··· Data excerpts ···

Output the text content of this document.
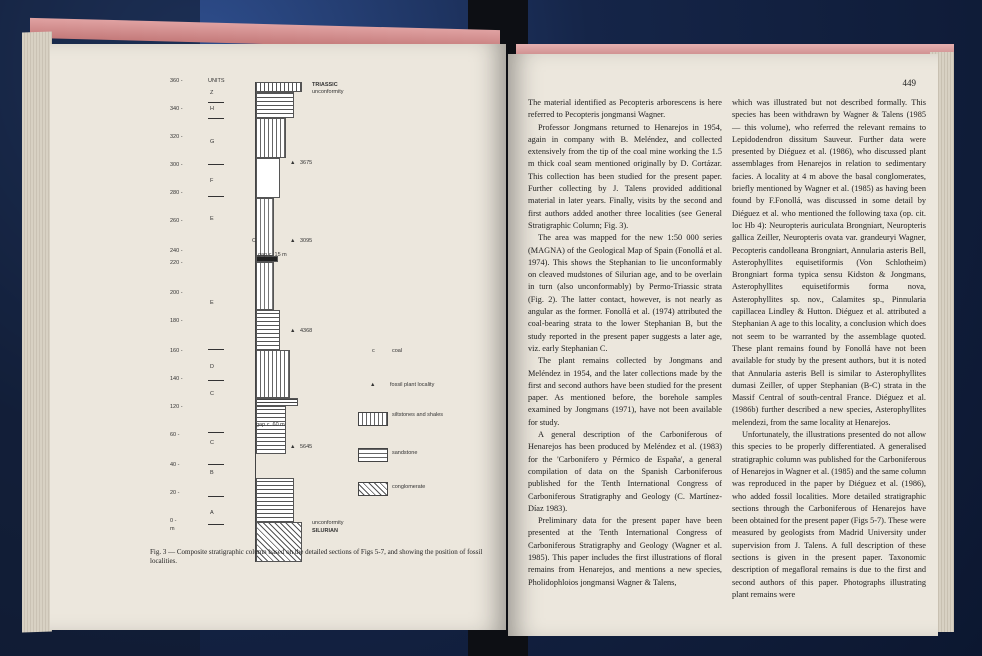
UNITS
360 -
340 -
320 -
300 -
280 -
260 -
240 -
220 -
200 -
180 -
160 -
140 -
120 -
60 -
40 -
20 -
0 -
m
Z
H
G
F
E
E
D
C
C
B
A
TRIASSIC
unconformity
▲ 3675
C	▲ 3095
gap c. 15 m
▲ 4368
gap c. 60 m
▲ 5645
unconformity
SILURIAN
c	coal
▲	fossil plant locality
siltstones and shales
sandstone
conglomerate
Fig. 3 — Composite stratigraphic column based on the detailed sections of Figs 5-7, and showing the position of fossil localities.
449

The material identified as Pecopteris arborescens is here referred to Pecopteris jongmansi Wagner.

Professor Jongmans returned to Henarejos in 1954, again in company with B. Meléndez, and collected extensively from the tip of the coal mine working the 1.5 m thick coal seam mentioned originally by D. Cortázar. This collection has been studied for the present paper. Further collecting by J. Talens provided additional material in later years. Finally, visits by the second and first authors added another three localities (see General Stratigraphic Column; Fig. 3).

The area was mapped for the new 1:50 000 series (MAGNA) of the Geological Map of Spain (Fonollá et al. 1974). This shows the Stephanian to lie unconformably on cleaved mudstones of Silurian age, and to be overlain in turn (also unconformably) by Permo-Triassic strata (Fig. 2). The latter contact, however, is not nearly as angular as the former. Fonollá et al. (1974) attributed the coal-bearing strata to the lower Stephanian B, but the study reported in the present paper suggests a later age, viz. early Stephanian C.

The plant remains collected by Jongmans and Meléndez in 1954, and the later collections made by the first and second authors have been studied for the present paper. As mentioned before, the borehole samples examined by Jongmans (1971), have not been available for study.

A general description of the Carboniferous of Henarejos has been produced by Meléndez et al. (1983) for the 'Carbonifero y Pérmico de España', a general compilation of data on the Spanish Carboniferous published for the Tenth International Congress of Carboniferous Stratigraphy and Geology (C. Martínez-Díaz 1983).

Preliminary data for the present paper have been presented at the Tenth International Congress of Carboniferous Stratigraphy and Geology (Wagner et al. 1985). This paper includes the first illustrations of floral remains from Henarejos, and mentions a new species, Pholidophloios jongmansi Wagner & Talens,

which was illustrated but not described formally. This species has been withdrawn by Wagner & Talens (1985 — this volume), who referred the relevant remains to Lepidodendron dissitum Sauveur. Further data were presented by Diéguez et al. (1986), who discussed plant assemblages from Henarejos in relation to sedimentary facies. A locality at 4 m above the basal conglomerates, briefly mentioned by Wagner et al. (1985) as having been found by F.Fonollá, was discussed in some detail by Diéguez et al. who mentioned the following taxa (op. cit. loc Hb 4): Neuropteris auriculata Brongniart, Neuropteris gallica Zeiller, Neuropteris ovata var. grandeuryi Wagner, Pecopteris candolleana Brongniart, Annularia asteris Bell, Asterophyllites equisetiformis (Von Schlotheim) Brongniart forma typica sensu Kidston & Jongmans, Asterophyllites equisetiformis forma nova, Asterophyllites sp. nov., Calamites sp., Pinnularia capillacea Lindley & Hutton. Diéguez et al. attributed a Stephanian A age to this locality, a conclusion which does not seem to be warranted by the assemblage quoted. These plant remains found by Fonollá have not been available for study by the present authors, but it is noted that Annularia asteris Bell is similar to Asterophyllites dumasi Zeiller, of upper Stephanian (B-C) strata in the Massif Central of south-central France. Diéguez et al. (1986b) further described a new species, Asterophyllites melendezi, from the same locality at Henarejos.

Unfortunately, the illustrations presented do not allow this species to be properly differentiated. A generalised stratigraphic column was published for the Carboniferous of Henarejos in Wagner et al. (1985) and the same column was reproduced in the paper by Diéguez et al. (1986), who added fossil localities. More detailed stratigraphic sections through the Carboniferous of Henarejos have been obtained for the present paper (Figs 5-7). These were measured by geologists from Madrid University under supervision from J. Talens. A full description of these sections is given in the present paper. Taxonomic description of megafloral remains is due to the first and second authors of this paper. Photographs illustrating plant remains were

···
··· Data excerpts ···

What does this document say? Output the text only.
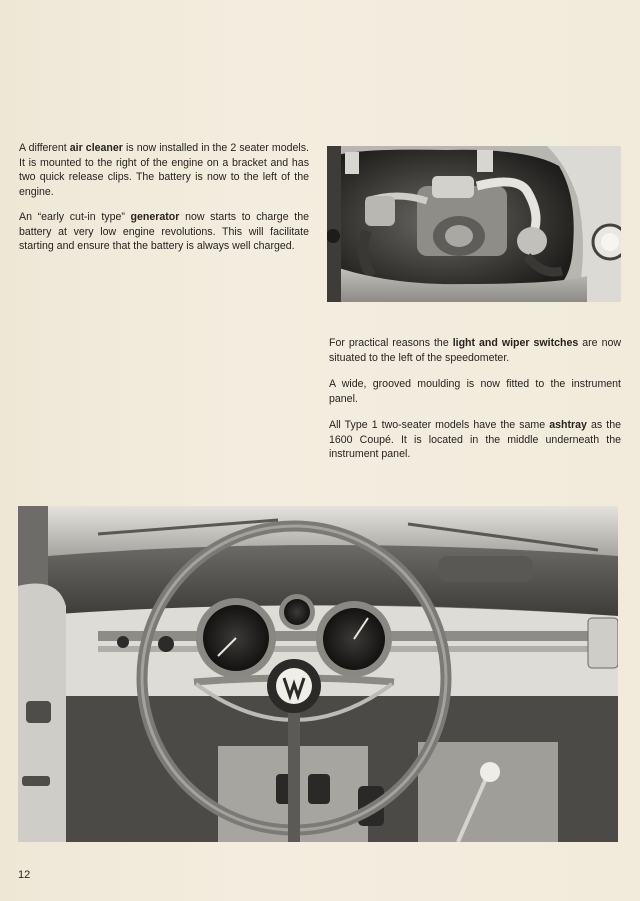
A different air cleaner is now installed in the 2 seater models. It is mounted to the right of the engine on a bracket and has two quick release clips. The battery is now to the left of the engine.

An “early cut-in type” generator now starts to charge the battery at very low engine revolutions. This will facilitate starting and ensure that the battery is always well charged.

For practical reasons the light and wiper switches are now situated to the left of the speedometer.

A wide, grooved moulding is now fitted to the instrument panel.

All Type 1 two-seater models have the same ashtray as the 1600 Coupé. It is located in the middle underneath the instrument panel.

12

···

# [Written task]
From the data above, copy out every line with the string "material" in it.

# [Written solution]
The material identified as Pecopteris arborescens is here referred to Pecopteris jongmansi Wagner.
Professor Jongmans returned to Henarejos in 1954, again in company with B. Meléndez, and collected extensively from the tip of the coal mine working the 1.5 m thick coal seam mentioned originally by D. Cortázar. This collection has been studied for the present paper. Further collecting by J. Talens provided additional material in later years. Finally, visits by the second and first authors added another three localities (see General Stratigraphic Column; Fig. 3).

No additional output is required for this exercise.